Short problem: Return all lines in the material below that contain "cuidando".

[Stored items]
* * * * * * *

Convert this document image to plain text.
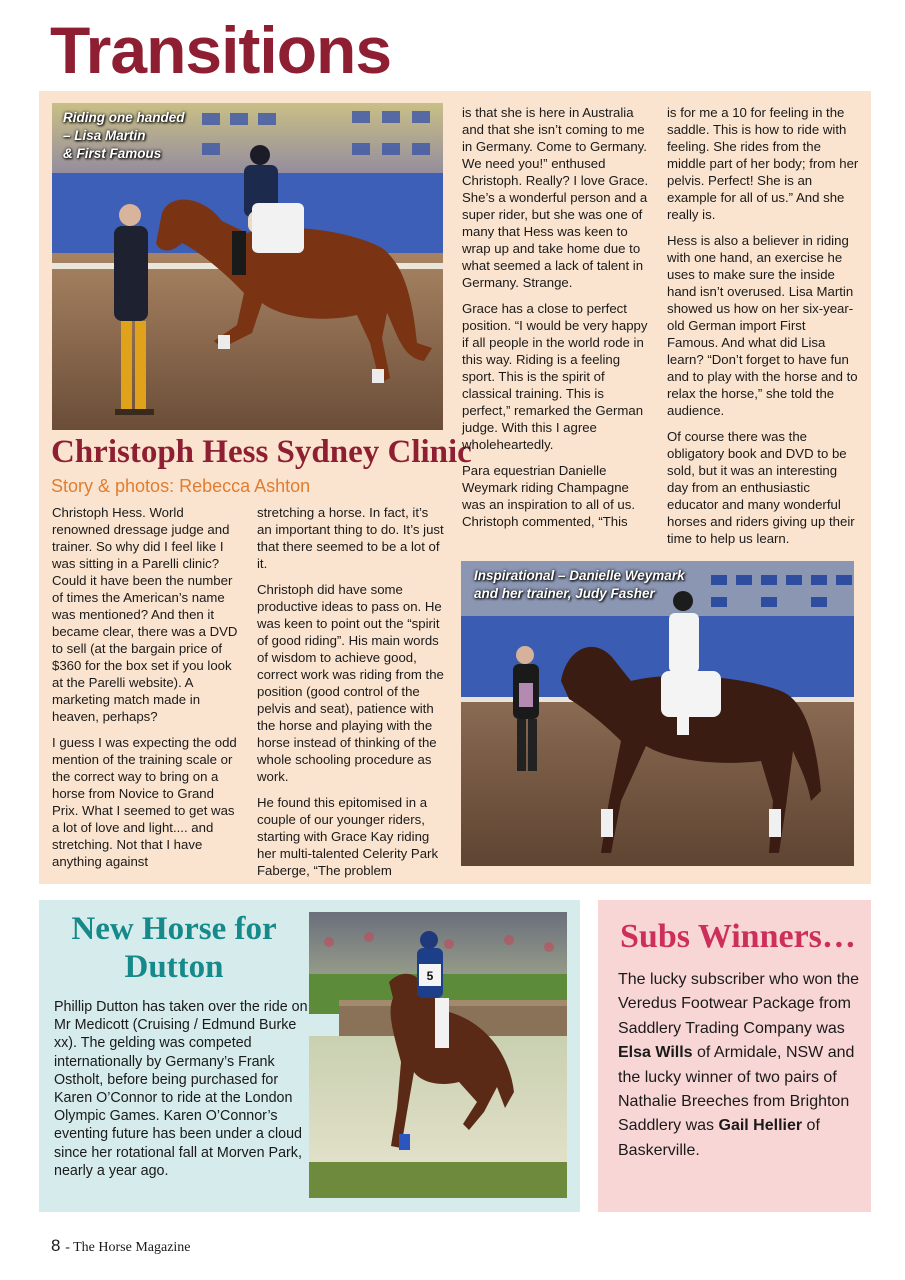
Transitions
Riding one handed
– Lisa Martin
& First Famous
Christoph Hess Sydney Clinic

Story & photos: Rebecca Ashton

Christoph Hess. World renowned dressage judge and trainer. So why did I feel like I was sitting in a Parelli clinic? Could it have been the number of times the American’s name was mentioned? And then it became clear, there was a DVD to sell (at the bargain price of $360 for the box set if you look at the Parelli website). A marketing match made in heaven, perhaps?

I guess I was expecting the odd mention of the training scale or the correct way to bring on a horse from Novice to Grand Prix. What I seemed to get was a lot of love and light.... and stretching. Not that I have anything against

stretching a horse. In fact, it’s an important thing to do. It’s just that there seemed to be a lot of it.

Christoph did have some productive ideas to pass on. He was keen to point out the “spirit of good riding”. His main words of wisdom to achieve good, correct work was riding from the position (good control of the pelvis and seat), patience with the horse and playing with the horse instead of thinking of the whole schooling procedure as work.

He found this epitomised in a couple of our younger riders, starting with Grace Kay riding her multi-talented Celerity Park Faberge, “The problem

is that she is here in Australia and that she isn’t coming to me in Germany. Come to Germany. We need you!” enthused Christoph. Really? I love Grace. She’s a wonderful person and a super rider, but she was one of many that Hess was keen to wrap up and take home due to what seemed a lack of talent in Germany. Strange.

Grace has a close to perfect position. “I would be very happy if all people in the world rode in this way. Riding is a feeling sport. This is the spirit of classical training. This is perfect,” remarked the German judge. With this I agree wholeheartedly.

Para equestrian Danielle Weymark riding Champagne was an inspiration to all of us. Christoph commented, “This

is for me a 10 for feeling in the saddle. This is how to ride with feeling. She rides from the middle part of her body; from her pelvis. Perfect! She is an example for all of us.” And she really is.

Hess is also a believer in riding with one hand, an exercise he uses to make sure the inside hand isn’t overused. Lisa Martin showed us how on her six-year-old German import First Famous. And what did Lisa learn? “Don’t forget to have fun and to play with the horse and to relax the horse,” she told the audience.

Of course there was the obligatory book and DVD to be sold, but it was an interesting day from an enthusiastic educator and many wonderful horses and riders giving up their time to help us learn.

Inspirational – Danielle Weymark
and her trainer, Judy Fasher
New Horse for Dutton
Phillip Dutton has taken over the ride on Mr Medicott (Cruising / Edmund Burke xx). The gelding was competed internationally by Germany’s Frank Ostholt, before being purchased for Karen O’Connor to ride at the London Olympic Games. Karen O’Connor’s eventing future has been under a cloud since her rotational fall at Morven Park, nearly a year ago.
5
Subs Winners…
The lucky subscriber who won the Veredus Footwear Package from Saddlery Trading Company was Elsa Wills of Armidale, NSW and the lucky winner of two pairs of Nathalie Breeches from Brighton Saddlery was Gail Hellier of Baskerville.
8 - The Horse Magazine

* * * * * * *

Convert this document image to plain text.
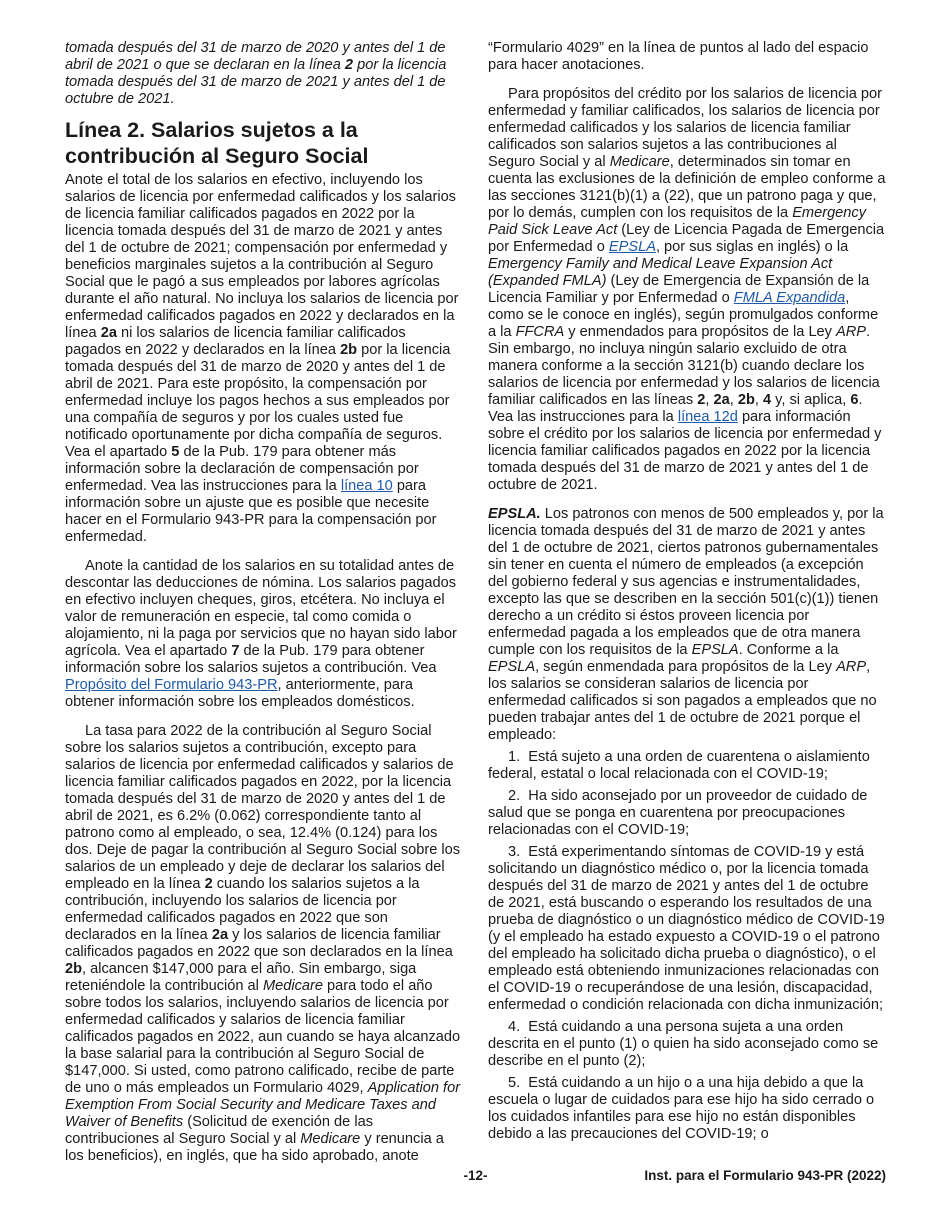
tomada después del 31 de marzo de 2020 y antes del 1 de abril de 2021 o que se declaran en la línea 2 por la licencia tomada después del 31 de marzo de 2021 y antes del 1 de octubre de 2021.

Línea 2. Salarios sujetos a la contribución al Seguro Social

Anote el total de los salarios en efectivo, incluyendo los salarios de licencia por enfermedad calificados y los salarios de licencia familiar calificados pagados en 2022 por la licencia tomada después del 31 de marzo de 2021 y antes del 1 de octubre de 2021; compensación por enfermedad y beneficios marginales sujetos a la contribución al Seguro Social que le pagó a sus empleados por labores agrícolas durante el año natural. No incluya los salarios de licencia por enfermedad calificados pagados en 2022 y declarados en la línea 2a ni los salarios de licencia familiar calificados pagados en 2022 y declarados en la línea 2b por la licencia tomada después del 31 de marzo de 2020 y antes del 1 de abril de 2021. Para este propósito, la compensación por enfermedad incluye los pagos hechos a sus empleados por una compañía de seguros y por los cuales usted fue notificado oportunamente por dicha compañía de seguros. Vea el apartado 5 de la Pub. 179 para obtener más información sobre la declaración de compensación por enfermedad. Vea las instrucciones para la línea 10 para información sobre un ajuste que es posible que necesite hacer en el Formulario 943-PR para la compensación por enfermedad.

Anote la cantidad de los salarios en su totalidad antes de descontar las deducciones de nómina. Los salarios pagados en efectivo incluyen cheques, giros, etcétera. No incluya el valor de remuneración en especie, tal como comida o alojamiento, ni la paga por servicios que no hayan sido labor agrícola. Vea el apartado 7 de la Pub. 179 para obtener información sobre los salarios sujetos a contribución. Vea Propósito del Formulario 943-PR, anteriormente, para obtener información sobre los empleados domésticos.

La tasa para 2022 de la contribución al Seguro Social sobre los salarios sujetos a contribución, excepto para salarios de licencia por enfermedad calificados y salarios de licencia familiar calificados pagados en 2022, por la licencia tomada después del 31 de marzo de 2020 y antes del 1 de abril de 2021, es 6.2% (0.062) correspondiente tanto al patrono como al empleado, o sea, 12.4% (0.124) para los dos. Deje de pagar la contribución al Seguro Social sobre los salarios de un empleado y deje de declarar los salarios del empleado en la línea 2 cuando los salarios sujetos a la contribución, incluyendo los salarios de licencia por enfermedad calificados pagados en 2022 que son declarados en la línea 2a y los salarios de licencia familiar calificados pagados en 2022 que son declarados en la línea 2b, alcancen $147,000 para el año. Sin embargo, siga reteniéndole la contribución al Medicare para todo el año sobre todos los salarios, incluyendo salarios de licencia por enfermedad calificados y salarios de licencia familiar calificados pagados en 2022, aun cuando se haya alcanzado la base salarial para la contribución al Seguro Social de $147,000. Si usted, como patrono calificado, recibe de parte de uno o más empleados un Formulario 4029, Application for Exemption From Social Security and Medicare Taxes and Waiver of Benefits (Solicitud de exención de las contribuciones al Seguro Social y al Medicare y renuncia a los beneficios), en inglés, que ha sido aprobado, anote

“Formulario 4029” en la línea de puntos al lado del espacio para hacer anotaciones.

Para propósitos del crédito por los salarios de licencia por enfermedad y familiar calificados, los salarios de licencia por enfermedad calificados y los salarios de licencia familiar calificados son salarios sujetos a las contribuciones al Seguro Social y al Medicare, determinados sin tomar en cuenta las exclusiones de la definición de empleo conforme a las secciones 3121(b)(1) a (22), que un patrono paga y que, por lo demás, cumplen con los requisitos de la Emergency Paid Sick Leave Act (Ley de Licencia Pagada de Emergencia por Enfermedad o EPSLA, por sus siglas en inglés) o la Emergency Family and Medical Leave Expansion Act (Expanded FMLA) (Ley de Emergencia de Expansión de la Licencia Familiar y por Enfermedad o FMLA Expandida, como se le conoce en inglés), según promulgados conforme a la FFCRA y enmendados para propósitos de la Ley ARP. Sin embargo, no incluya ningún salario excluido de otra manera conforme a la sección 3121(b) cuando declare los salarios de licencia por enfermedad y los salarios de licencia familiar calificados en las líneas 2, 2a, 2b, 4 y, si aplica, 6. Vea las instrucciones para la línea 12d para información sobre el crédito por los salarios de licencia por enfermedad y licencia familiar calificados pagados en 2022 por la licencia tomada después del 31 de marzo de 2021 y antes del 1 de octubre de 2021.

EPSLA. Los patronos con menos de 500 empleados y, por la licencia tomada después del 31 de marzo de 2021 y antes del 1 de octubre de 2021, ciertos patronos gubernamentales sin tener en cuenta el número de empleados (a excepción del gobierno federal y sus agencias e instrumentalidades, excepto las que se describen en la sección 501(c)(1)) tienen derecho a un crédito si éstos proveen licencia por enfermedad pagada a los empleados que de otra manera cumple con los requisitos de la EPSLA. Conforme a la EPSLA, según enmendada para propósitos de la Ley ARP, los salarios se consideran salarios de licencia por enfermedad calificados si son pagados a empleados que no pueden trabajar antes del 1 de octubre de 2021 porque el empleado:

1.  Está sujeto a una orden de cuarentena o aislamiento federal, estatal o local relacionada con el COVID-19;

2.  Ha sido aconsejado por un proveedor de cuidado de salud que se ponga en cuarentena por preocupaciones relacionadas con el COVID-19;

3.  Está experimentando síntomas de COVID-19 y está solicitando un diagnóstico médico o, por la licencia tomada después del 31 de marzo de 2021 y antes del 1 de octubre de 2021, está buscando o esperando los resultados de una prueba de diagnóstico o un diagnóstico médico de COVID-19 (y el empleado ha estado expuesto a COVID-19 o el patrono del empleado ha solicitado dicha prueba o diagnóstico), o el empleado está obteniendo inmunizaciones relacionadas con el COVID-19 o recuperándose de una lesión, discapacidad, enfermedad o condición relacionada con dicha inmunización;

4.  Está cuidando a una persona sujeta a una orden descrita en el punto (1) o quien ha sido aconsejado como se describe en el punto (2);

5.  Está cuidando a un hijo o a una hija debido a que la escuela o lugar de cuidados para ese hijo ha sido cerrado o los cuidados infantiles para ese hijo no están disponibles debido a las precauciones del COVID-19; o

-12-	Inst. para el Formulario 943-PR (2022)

* * * * * * *

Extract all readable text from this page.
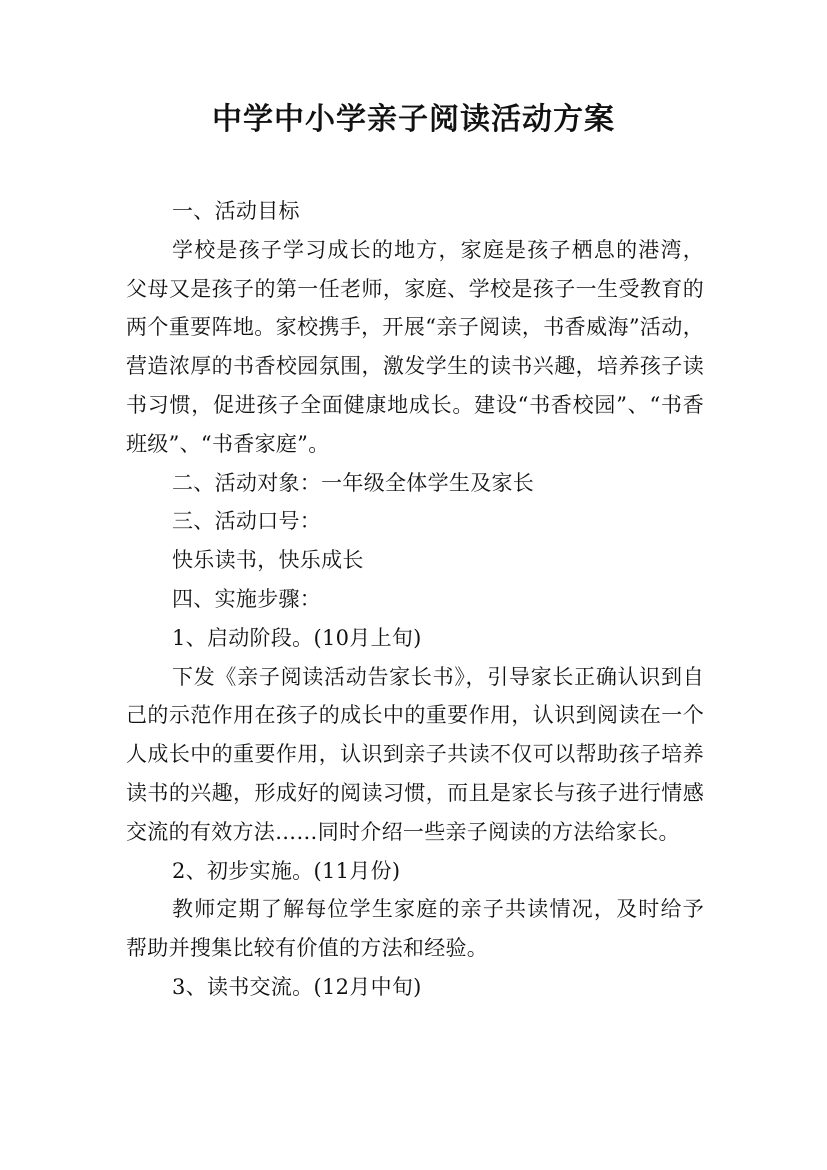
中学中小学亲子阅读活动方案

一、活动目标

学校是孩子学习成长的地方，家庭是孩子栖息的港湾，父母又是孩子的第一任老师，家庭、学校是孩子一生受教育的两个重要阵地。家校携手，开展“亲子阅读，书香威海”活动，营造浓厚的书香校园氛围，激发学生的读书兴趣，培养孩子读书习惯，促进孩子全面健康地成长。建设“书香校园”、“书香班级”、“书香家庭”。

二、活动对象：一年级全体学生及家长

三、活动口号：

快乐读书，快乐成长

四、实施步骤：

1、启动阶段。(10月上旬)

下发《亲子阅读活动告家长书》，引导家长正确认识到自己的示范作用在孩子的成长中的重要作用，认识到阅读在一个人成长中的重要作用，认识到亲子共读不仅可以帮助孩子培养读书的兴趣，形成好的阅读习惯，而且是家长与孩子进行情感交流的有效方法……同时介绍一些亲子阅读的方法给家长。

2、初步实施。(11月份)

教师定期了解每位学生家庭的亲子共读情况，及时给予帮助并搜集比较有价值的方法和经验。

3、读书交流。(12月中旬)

* * * * * * *

Written solution:
4.  Está cuidando a una persona sujeta a una orden descrita en el punto (1) o quien ha sido aconsejado como se describe en el punto (2);
5.  Está cuidando a un hijo o a una hija debido a que la escuela o lugar de cuidados para ese hijo ha sido cerrado o los cuidados infantiles para ese hijo no están disponibles debido a las precauciones del COVID-19; o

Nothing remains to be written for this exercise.